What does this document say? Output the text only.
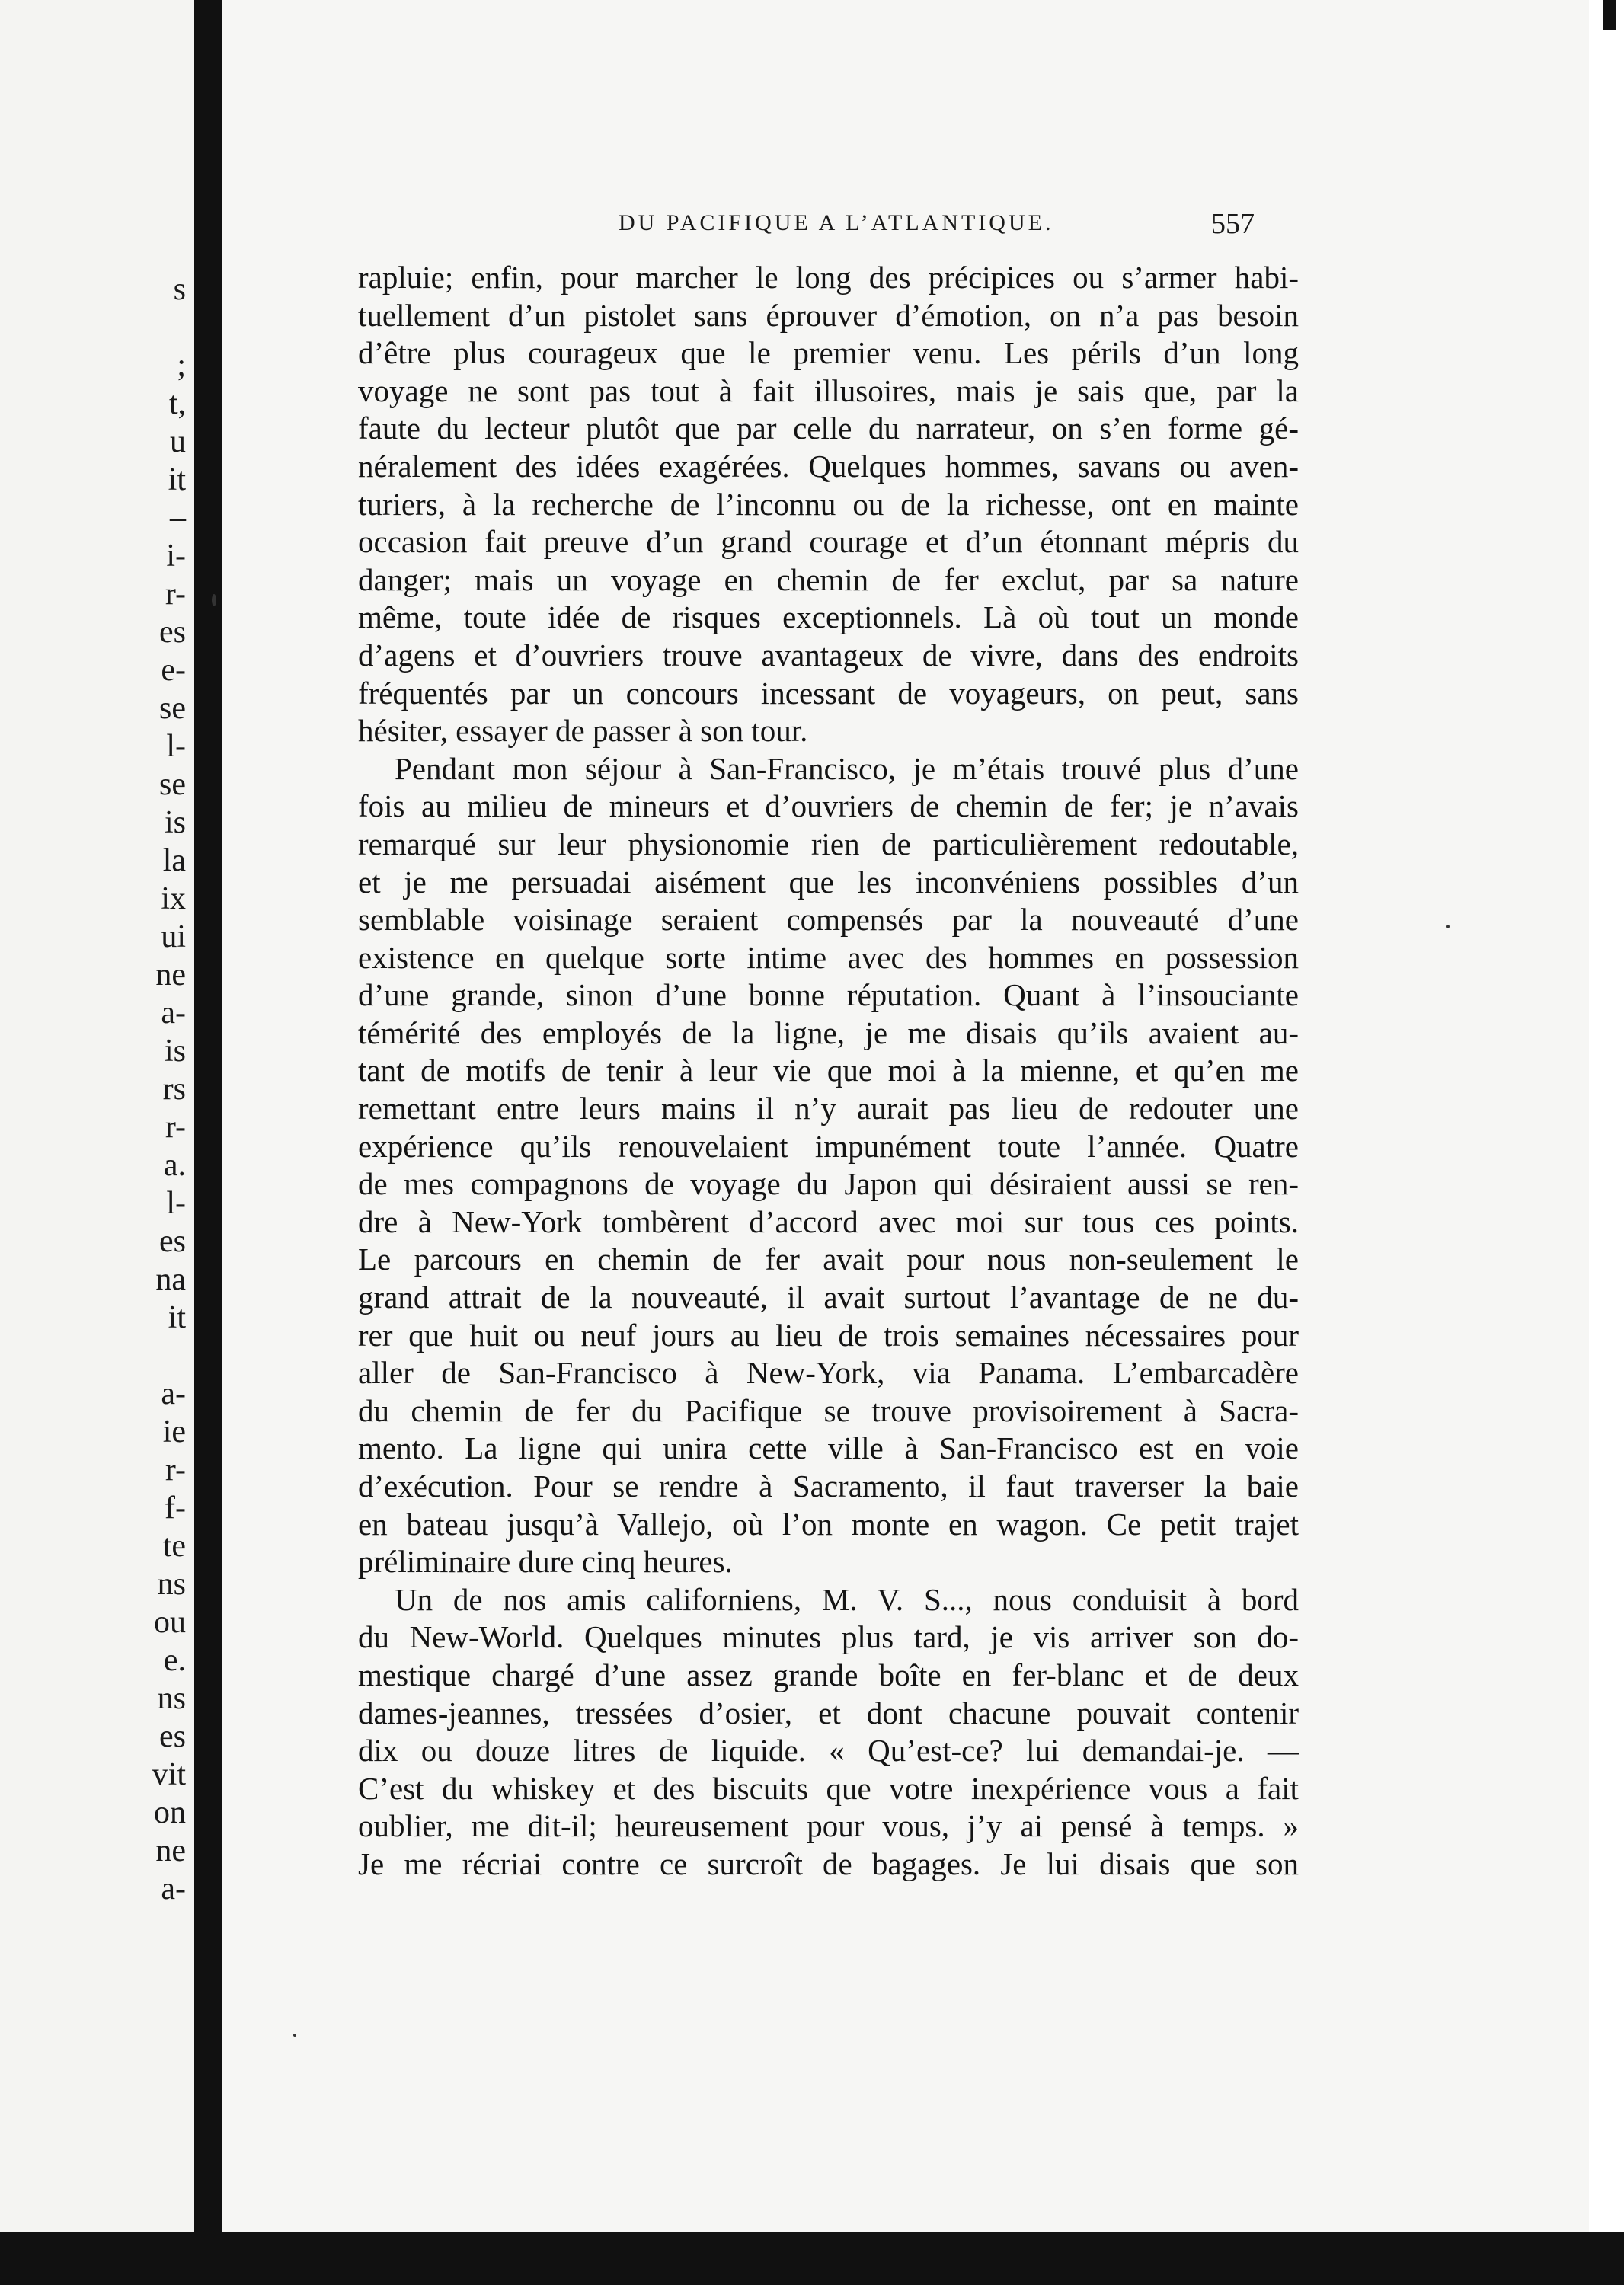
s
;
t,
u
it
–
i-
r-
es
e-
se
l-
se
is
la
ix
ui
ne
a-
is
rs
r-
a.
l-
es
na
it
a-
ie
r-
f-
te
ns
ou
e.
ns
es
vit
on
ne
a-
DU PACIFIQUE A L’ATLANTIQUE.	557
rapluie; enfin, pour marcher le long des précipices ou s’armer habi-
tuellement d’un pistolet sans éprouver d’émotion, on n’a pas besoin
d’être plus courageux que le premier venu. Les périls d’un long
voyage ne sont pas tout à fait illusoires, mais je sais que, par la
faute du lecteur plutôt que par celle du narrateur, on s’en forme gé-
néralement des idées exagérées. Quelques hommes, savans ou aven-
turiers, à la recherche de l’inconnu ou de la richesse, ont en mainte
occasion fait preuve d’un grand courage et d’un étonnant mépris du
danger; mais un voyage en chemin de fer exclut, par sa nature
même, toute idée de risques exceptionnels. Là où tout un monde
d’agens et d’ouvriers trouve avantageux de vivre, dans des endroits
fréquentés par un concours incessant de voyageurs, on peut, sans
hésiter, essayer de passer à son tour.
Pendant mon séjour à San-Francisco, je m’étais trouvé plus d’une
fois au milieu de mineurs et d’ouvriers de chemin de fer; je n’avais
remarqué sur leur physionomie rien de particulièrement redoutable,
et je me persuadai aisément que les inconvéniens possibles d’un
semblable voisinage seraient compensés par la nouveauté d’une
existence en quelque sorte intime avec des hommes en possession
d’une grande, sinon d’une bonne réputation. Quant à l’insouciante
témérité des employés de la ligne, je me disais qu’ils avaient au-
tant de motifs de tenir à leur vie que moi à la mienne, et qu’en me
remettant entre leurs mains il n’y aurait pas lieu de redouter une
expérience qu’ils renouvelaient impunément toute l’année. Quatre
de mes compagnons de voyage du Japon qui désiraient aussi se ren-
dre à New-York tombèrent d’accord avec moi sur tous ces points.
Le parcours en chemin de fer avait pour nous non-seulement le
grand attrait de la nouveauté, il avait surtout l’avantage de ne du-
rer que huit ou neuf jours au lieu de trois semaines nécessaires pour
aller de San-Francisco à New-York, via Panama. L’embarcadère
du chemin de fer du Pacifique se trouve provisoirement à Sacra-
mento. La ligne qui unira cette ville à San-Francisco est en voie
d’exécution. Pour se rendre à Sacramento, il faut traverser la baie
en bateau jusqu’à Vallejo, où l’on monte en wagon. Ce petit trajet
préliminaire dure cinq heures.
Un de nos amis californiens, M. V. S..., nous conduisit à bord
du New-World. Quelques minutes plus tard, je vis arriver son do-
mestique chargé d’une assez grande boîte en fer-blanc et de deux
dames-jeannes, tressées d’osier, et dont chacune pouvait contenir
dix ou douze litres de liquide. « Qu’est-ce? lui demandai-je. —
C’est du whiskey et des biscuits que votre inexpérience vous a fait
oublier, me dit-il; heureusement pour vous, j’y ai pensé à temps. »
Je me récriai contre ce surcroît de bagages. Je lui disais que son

:::

- What you need to do -
Your answer should be a single number: the count of lines holding the word "hommes".

- Task solution -
2